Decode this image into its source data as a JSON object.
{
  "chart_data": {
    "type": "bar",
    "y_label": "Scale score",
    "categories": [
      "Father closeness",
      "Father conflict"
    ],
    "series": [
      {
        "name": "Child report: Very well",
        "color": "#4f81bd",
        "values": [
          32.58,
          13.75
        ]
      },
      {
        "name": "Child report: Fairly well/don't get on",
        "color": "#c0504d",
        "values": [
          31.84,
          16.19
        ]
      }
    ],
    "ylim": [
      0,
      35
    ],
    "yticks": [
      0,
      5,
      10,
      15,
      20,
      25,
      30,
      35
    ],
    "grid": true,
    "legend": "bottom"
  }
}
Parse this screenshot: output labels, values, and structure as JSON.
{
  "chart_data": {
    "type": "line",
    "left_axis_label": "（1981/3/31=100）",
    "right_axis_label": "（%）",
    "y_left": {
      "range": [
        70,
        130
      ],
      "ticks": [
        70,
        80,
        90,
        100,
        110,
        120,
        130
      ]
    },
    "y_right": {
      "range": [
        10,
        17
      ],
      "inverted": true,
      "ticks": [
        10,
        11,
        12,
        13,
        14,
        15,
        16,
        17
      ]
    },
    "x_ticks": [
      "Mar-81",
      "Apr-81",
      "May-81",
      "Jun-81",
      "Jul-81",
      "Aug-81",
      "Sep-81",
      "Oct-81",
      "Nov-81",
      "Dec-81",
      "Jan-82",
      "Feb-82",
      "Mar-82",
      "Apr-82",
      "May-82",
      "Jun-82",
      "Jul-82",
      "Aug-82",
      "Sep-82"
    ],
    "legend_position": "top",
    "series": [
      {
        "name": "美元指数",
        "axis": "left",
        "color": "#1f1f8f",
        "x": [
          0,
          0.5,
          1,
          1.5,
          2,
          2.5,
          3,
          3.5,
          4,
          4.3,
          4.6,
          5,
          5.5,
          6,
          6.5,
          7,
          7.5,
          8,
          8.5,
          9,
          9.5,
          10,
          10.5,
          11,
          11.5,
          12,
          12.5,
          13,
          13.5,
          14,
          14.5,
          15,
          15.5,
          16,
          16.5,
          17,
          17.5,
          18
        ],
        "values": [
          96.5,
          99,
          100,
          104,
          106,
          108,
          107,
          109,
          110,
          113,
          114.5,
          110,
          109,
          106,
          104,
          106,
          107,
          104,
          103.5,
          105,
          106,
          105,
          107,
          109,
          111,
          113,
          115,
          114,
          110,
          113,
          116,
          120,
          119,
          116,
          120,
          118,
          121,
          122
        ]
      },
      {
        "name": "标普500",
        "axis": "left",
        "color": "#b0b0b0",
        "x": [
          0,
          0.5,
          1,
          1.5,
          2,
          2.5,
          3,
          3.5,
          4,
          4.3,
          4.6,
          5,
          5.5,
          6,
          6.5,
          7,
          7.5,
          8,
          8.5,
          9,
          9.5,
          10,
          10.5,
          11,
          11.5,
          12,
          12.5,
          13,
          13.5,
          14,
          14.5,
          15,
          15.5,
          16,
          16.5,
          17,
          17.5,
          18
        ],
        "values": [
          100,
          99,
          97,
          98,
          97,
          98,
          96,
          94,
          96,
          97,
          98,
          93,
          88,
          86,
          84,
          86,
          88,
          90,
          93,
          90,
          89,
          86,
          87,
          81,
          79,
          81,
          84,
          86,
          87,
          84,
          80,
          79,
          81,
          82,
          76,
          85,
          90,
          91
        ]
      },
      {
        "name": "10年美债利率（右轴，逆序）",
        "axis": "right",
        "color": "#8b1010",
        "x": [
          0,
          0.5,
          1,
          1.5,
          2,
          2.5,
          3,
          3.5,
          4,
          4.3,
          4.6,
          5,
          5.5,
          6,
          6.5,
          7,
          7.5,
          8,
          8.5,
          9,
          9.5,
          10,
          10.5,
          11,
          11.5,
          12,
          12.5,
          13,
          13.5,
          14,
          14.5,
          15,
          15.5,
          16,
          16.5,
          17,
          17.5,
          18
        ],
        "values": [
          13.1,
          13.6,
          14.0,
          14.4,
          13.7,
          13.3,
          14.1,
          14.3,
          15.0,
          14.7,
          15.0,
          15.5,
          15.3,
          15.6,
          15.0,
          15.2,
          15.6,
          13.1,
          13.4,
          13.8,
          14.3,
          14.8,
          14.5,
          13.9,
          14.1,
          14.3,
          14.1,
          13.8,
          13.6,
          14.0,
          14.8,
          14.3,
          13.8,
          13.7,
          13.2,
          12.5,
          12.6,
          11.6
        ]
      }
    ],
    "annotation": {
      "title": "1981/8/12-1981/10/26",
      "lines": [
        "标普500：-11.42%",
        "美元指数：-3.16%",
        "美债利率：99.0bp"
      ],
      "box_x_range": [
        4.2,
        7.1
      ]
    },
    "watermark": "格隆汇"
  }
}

SHORT PROBLEM ▸
Pick out each line containing "Child" and report it.

COMPLETE OUTPUT ▸
        "name": "Child report: Very well",
        "name": "Child report: Fairly well/don't get on",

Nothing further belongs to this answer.